**TO DO:** Your task is to print all of the material verbatim.
>> START DATASET ENTRIES
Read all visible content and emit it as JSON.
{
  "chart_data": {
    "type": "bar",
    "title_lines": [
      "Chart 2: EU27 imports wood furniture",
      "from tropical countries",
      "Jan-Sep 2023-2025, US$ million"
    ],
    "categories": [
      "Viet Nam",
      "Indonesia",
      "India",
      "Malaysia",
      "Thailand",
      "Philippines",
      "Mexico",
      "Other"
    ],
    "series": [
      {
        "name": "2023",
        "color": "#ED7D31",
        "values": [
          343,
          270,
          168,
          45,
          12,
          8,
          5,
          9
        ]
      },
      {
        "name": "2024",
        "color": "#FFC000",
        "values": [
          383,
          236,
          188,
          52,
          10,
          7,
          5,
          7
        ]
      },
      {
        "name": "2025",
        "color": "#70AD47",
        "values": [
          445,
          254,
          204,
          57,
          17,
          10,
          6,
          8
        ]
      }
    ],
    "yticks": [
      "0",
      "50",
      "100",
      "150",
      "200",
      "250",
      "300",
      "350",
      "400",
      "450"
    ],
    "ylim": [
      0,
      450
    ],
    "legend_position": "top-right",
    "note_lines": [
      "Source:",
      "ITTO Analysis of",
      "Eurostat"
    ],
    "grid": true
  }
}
>> END DATASET ENTRIES
**RESULT OF THIS TASK:**
Read all visible content and emit it as JSON.
{
  "chart_data": {
    "type": "bar",
    "title_lines": [
      "Chart 2: EU27 imports wood furniture",
      "from tropical countries",
      "Jan-Sep 2023-2025, US$ million"
    ],
    "categories": [
      "Viet Nam",
      "Indonesia",
      "India",
      "Malaysia",
      "Thailand",
      "Philippines",
      "Mexico",
      "Other"
    ],
    "series": [
      {
        "name": "2023",
        "color": "#ED7D31",
        "values": [
          343,
          270,
          168,
          45,
          12,
          8,
          5,
          9
        ]
      },
      {
        "name": "2024",
        "color": "#FFC000",
        "values": [
          383,
          236,
          188,
          52,
          10,
          7,
          5,
          7
        ]
      },
      {
        "name": "2025",
        "color": "#70AD47",
        "values": [
          445,
          254,
          204,
          57,
          17,
          10,
          6,
          8
        ]
      }
    ],
    "yticks": [
      "0",
      "50",
      "100",
      "150",
      "200",
      "250",
      "300",
      "350",
      "400",
      "450"
    ],
    "ylim": [
      0,
      450
    ],
    "legend_position": "top-right",
    "note_lines": [
      "Source:",
      "ITTO Analysis of",
      "Eurostat"
    ],
    "grid": true
  }
}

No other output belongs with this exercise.